■ **Aim of the task**
Check each line of the material. Copy those containing "КВАДР".

■ **Exercise materials**
========================================
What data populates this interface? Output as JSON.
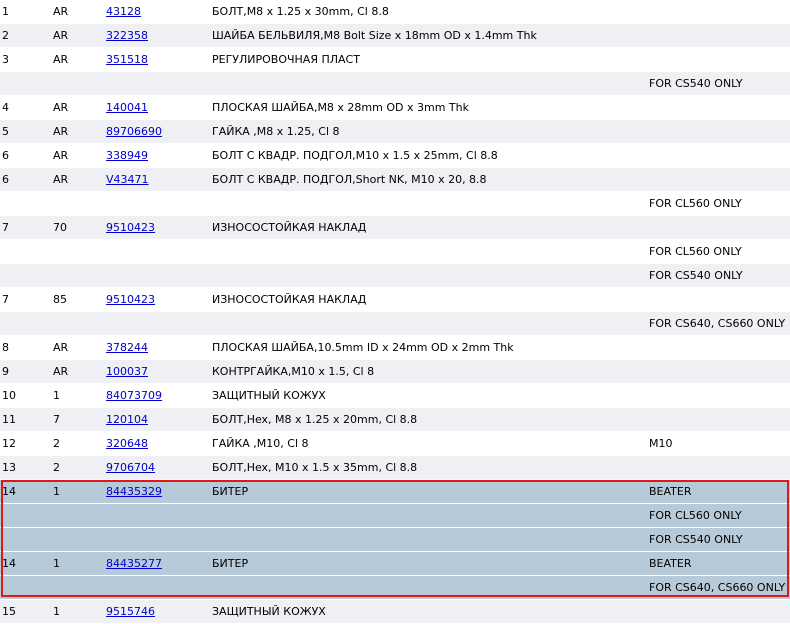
{
  "rows": [
    {
      "no": "1",
      "qty": "AR",
      "part": "43128",
      "desc": "БОЛТ,M8 x 1.25 x 30mm, Cl 8.8",
      "remark": ""
    },
    {
      "no": "2",
      "qty": "AR",
      "part": "322358",
      "desc": "ШАЙБА БЕЛЬВИЛЯ,M8 Bolt Size x 18mm OD x 1.4mm Thk",
      "remark": ""
    },
    {
      "no": "3",
      "qty": "AR",
      "part": "351518",
      "desc": "РЕГУЛИРОВОЧНАЯ ПЛАСТ",
      "remark": ""
    },
    {
      "no": "",
      "qty": "",
      "part": "",
      "desc": "",
      "remark": "FOR CS540 ONLY"
    },
    {
      "no": "4",
      "qty": "AR",
      "part": "140041",
      "desc": "ПЛОСКАЯ ШАЙБА,M8 x 28mm OD x 3mm Thk",
      "remark": ""
    },
    {
      "no": "5",
      "qty": "AR",
      "part": "89706690",
      "desc": "ГАЙКА ,M8 x 1.25, Cl 8",
      "remark": ""
    },
    {
      "no": "6",
      "qty": "AR",
      "part": "338949",
      "desc": "БОЛТ С КВАДР. ПОДГОЛ,M10 x 1.5 x 25mm, Cl 8.8",
      "remark": ""
    },
    {
      "no": "6",
      "qty": "AR",
      "part": "V43471",
      "desc": "БОЛТ С КВАДР. ПОДГОЛ,Short NK, M10 x 20, 8.8",
      "remark": ""
    },
    {
      "no": "",
      "qty": "",
      "part": "",
      "desc": "",
      "remark": "FOR CL560 ONLY"
    },
    {
      "no": "7",
      "qty": "70",
      "part": "9510423",
      "desc": "ИЗНОСОСТОЙКАЯ НАКЛАД",
      "remark": ""
    },
    {
      "no": "",
      "qty": "",
      "part": "",
      "desc": "",
      "remark": "FOR CL560 ONLY"
    },
    {
      "no": "",
      "qty": "",
      "part": "",
      "desc": "",
      "remark": "FOR CS540 ONLY"
    },
    {
      "no": "7",
      "qty": "85",
      "part": "9510423",
      "desc": "ИЗНОСОСТОЙКАЯ НАКЛАД",
      "remark": ""
    },
    {
      "no": "",
      "qty": "",
      "part": "",
      "desc": "",
      "remark": "FOR CS640, CS660 ONLY"
    },
    {
      "no": "8",
      "qty": "AR",
      "part": "378244",
      "desc": "ПЛОСКАЯ ШАЙБА,10.5mm ID x 24mm OD x 2mm Thk",
      "remark": ""
    },
    {
      "no": "9",
      "qty": "AR",
      "part": "100037",
      "desc": "КОНТРГАЙКА,M10 x 1.5, Cl 8",
      "remark": ""
    },
    {
      "no": "10",
      "qty": "1",
      "part": "84073709",
      "desc": "ЗАЩИТНЫЙ КОЖУХ",
      "remark": ""
    },
    {
      "no": "11",
      "qty": "7",
      "part": "120104",
      "desc": "БОЛТ,Hex, M8 x 1.25 x 20mm, Cl 8.8",
      "remark": ""
    },
    {
      "no": "12",
      "qty": "2",
      "part": "320648",
      "desc": "ГАЙКА ,M10, Cl 8",
      "remark": "M10"
    },
    {
      "no": "13",
      "qty": "2",
      "part": "9706704",
      "desc": "БОЛТ,Hex, M10 x 1.5 x 35mm, Cl 8.8",
      "remark": ""
    },
    {
      "no": "14",
      "qty": "1",
      "part": "84435329",
      "desc": "БИТЕР",
      "remark": "BEATER",
      "selected": true
    },
    {
      "no": "",
      "qty": "",
      "part": "",
      "desc": "",
      "remark": "FOR CL560 ONLY",
      "selected": true
    },
    {
      "no": "",
      "qty": "",
      "part": "",
      "desc": "",
      "remark": "FOR CS540 ONLY",
      "selected": true
    },
    {
      "no": "14",
      "qty": "1",
      "part": "84435277",
      "desc": "БИТЕР",
      "remark": "BEATER",
      "selected": true
    },
    {
      "no": "",
      "qty": "",
      "part": "",
      "desc": "",
      "remark": "FOR CS640, CS660 ONLY",
      "selected": true
    },
    {
      "no": "15",
      "qty": "1",
      "part": "9515746",
      "desc": "ЗАЩИТНЫЙ КОЖУХ",
      "remark": ""
    }
  ],
  "colors": {
    "row_alt": "#eef0f4",
    "row_selected": "#b7cad9",
    "highlight_border": "#e01818",
    "link": "#0000cc"
  }
}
========================================
■ **Output of the exercise**
      "desc": "БОЛТ С КВАДР. ПОДГОЛ,M10 x 1.5 x 25mm, Cl 8.8",
      "desc": "БОЛТ С КВАДР. ПОДГОЛ,Short NK, M10 x 20, 8.8",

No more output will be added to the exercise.